● Provided text:
------------------------------------

UK Meteor Fireball 8DEC2010 video
posted on YouTube by johnnythefixer 93views
This looks to be a genuine video of this event posted to Youtube by johnnythefixer. The video is taken from a moving vehicle travelling on a bearing of approximately 35 degrees east of north (NNE), along
Brookside Avenue, Knotty Ash, Merseyside. The video shows a the passage of the meteor from 17:35:09 UT to 17:35:13 UT.
With respect to the fragmenting fireball of 2010 December 08th 17:30 - 17:45 UT, seen from across Britain, Alastair has updated the forum posting detailed above as follows:
I've analysed the available data from 58 reports on the December 8-9 fireball now. The meteor probably happened within five minutes or so of 17:36 UT that evening.
Places across Britain were treated to a view the event, between Swansea in south Wales, Somerset, Dorset and Berkshire in southern England, north to Renfrewshire, Stirlingshire and Fife in central Scotland, as well as across the country from Anglesey off north Wales to the northeast coast of Norfolk in East Anglia.
While the data did not all confirm a single pattern for where the meteor may have been, there was a high probability it had a generally east to west trajectory above central-northern England. Two early reports suggested it had passed almost overhead from the York-Leeds area of Yorkshire. Further analysis indicated a reasonable probability that the fireball had started somewhere above North Yorkshire, the East Riding, or the North Sea offshore of there, as the first point of a "central line" to this broader area, possibly around 10 km east of Filey near 100 km altitude. The visible end was then plausibly over central-western North Yorkshire, or perhaps the adjacent parts of southern County Durham or northern West Yorkshire around the Leeds-Bradford region, centrally again, possibly above the eastern Pennines around the Lofthouse-Masham Moor area of upper Nidderdale, around 55 km altitude. These central line specific locations were around 54.2° N, 0.1° W to 54.2° N, 1.7° W. Likely errors for the heights were at least +/- 10 km, for points along the central line path +/- ~40 km, and for the geographic coordinates,
roughly +/- 0.5°.
This central line is not definitive, merely a best-estimate drawing on what most of the available sightings would at least partly support. However, if we assume it to have been approximately correct, the projected surface path would have been ~105 km long. The fireball's atmospheric trajectory would have been descending at about 23°-24° to the horizontal (or between about 12° to 30° dependent on the error margin), giving an atmospheric path length of ~115 km (or between 108-123 km).
Estimates for the object's visible flight ranged from 1.5 to 10 seconds, according to those who saw all or most of the event, but most (87%), including the few more experienced astronomical observers, favoured a duration of six seconds or less, the majority (68%) between 2 to 4 seconds, with an overall average for all the estimates of 4 seconds. Using this average with the atmospheric path lengths proposed above gives an atmospheric velocity for the meteor, not allowing for deceleration, of ~29 km/sec (error range ~27-31 km/sec), so meteorically slow. This would be consistent with the relatively low start height, as slower meteors tend to ablate lower in the typical ~90-120 km altitude meteor zone.

------------------------------------

● Given data:
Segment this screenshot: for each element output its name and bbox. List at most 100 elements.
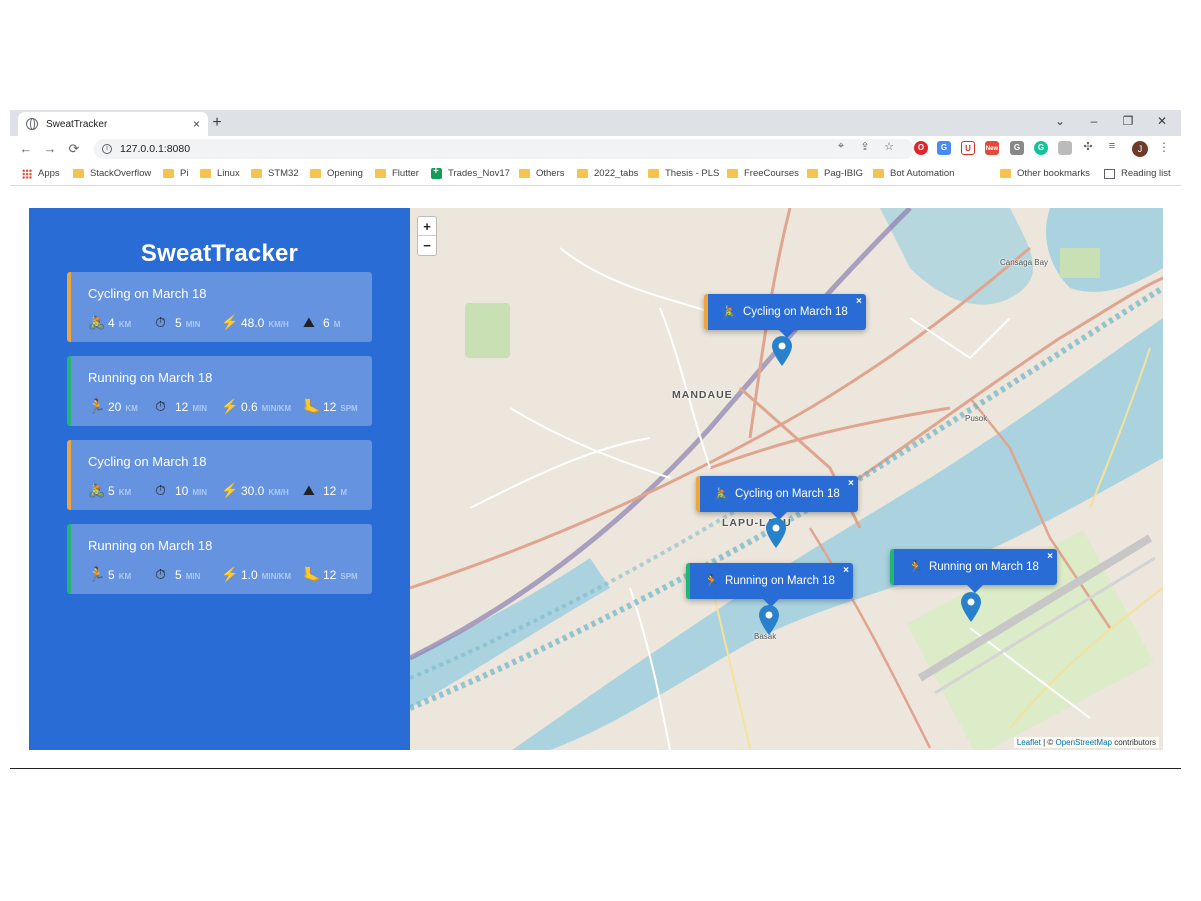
map-popup[interactable]: 🏃 Running on March 18 ×	[890, 549, 1057, 593]
minimize-button[interactable]: –	[1086, 114, 1102, 128]
speed-value: 48.0	[241, 316, 265, 330]
grammarly-extension-icon[interactable]: G	[1034, 141, 1048, 155]
bookmark-item[interactable]: Thesis - PLS	[648, 168, 719, 179]
cadence-detail: 🦶 12 spm	[303, 398, 358, 415]
popup-close-button[interactable]: ×	[848, 478, 854, 489]
openstreetmap-link[interactable]: OpenStreetMap	[1055, 738, 1111, 747]
workout-title: Running on March 18	[88, 370, 213, 385]
duration-detail: ⏱ 10 min	[155, 482, 207, 499]
bookmark-item[interactable]: STM32	[251, 168, 299, 179]
reading-list[interactable]: Reading list	[1104, 168, 1171, 179]
map-label-pusok: Pusok	[965, 414, 988, 423]
map-popup[interactable]: 🏃 Running on March 18 ×	[686, 563, 853, 607]
tab-search-button[interactable]: ⌄	[1052, 114, 1068, 128]
back-icon[interactable]: ←	[18, 141, 34, 156]
bookmark-item[interactable]: Flutter	[375, 168, 419, 179]
address-bar[interactable]: i 127.0.0.1:8080	[94, 139, 914, 159]
tab-close-button[interactable]: ×	[193, 117, 200, 131]
workout-card[interactable]: Running on March 18 🏃 20 km ⏱ 12 min ⚡ 0.6 min…	[67, 356, 372, 426]
popup-label: Cycling on March 18	[742, 306, 848, 318]
popup-close-button[interactable]: ×	[843, 565, 849, 576]
location-icon[interactable]: ⌖	[834, 140, 848, 153]
translate-extension-icon[interactable]: G	[937, 141, 951, 155]
folder-icon	[519, 169, 530, 178]
g-extension-icon[interactable]: G	[1010, 141, 1024, 155]
elevation-detail: ⛰ 6 m	[303, 314, 340, 331]
bookmark-star-icon[interactable]: ☆	[882, 140, 896, 153]
cadence-value: 12	[323, 400, 337, 414]
speed-unit: km/h	[268, 488, 289, 497]
map-marker-pin[interactable]	[771, 335, 793, 367]
bookmark-label: FreeCourses	[744, 168, 799, 179]
bicycle-icon: 🚴	[714, 487, 729, 501]
bookmark-item[interactable]: 2022_tabs	[577, 168, 638, 179]
zoom-out-button[interactable]: −	[418, 236, 436, 255]
elevation-unit: m	[340, 488, 348, 497]
workout-title: Running on March 18	[88, 538, 213, 553]
bookmark-item[interactable]: StackOverflow	[73, 168, 151, 179]
bookmark-item[interactable]: FreeCourses	[727, 168, 799, 179]
reader-extension-icon[interactable]	[1058, 141, 1072, 155]
folder-icon	[807, 169, 818, 178]
bookmark-item[interactable]: Bot Automation	[873, 168, 954, 179]
distance-unit: km	[125, 404, 138, 413]
bookmark-item[interactable]: Opening	[310, 168, 363, 179]
forward-icon[interactable]: →	[42, 141, 58, 156]
restore-button[interactable]: ❐	[1120, 114, 1136, 128]
menu-kebab-icon[interactable]: ⋮	[1158, 140, 1170, 154]
bookmark-apps[interactable]: Apps	[22, 168, 60, 179]
other-bookmarks[interactable]: Other bookmarks	[1000, 168, 1090, 179]
map-attribution: Leaflet | © OpenStreetMap contributors	[1013, 737, 1159, 748]
bicycle-icon: 🚴	[88, 314, 106, 330]
popup-close-button[interactable]: ×	[1047, 551, 1053, 562]
bookmark-item[interactable]: Pag-IBIG	[807, 168, 863, 179]
bookmark-label: Pi	[180, 168, 189, 179]
pocket-extension-icon[interactable]: U	[961, 141, 975, 155]
workout-card[interactable]: Running on March 18 🏃 5 km ⏱ 5 min ⚡ 1.0 min/k…	[67, 524, 372, 594]
info-icon[interactable]: i	[102, 144, 112, 154]
runner-icon: 🏃	[88, 398, 106, 414]
globe-icon	[26, 118, 38, 130]
profile-avatar[interactable]: J	[1132, 141, 1148, 157]
pace-value: 1.0	[241, 568, 258, 582]
share-icon[interactable]: ⇪	[858, 140, 872, 153]
workout-card[interactable]: Cycling on March 18 🚴 4 km ⏱ 5 min ⚡ 48.0 km/h…	[67, 272, 372, 342]
distance-value: 4	[108, 316, 115, 330]
bookmark-item[interactable]: Pi	[163, 168, 188, 179]
media-control-icon[interactable]: ≡	[1105, 140, 1119, 152]
workout-card[interactable]: Cycling on March 18 🚴 5 km ⏱ 10 min ⚡ 30.0 km/…	[67, 440, 372, 510]
map-marker-pin[interactable]	[960, 591, 982, 623]
map-marker-pin[interactable]	[758, 604, 780, 636]
distance-detail: 🏃 20 km	[88, 398, 138, 415]
pace-unit: min/km	[261, 572, 292, 581]
bookmark-label: Reading list	[1121, 168, 1171, 179]
attribution-tail: contributors	[1111, 738, 1156, 747]
extensions-puzzle-icon[interactable]: ✣	[1081, 140, 1095, 153]
attribution-separator: | ©	[1040, 738, 1056, 747]
bookmark-label: Trades_Nov17	[448, 168, 510, 179]
bookmark-item[interactable]: Others	[519, 168, 565, 179]
lightning-icon: ⚡	[221, 566, 239, 582]
runner-icon: 🏃	[88, 566, 106, 582]
speed-unit: km/h	[268, 320, 289, 329]
reload-icon[interactable]: ⟳	[66, 141, 82, 157]
popup-close-button[interactable]: ×	[856, 296, 862, 307]
browser-tab[interactable]: SweatTracker ×	[18, 112, 208, 136]
new-extension-icon[interactable]: New	[985, 141, 999, 155]
runner-icon: 🏃	[704, 574, 719, 588]
bookmark-item[interactable]: Trades_Nov17	[431, 166, 510, 179]
speed-detail: ⚡ 48.0 km/h	[221, 314, 289, 331]
map-marker-pin[interactable]	[765, 517, 787, 549]
bookmark-item[interactable]: Linux	[200, 168, 240, 179]
map-popup[interactable]: 🚴 Cycling on March 18 ×	[704, 294, 866, 338]
map[interactable]: + − MANDAUE LAPU-LAPU Basak Pusok Cansag…	[410, 208, 1163, 750]
zoom-in-button[interactable]: +	[418, 217, 436, 236]
new-tab-button[interactable]: +	[208, 114, 226, 132]
opera-extension-icon[interactable]: O	[914, 141, 928, 155]
map-popup[interactable]: 🚴 Cycling on March 18 ×	[696, 476, 858, 520]
leaflet-link[interactable]: Leaflet	[1017, 738, 1041, 747]
close-window-button[interactable]: ✕	[1154, 114, 1170, 128]
duration-detail: ⏱ 5 min	[155, 566, 200, 583]
foot-icon: 🦶	[303, 566, 321, 582]
duration-value: 10	[175, 484, 189, 498]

------------------------------------

● Exercises to complete:
1) Write out the fireball report word for word, covering everything from "UK Meteor Fireball" down to "to 17:35:13 UT.".
2) Answer these questions using the fireball report:
(a) How many reports on the December 8-9 fireball were analyzed?
(b) Along which road was the vehicle traveling when the video was taken?
(c) What atmospheric velocity does the report give for the meteor, not allowing for deceleration?

● Responses to the exercise:
1)
UK Meteor Fireball 8DEC2010 video
posted on YouTube by johnnythefixer 93views
This looks to be a genuine video of this event posted to Youtube by johnnythefixer. The video is taken from a moving vehicle travelling on a bearing of approximately 35 degrees east of north (NNE), along
Brookside Avenue, Knotty Ash, Merseyside. The video shows a the passage of the meteor from 17:35:09 UT to 17:35:13 UT.

2)
(a) 58
(b) Brookside Avenue, Knotty Ash, Merseyside
(c) About 29 km/sec, with an error range of about 27-31 km/sec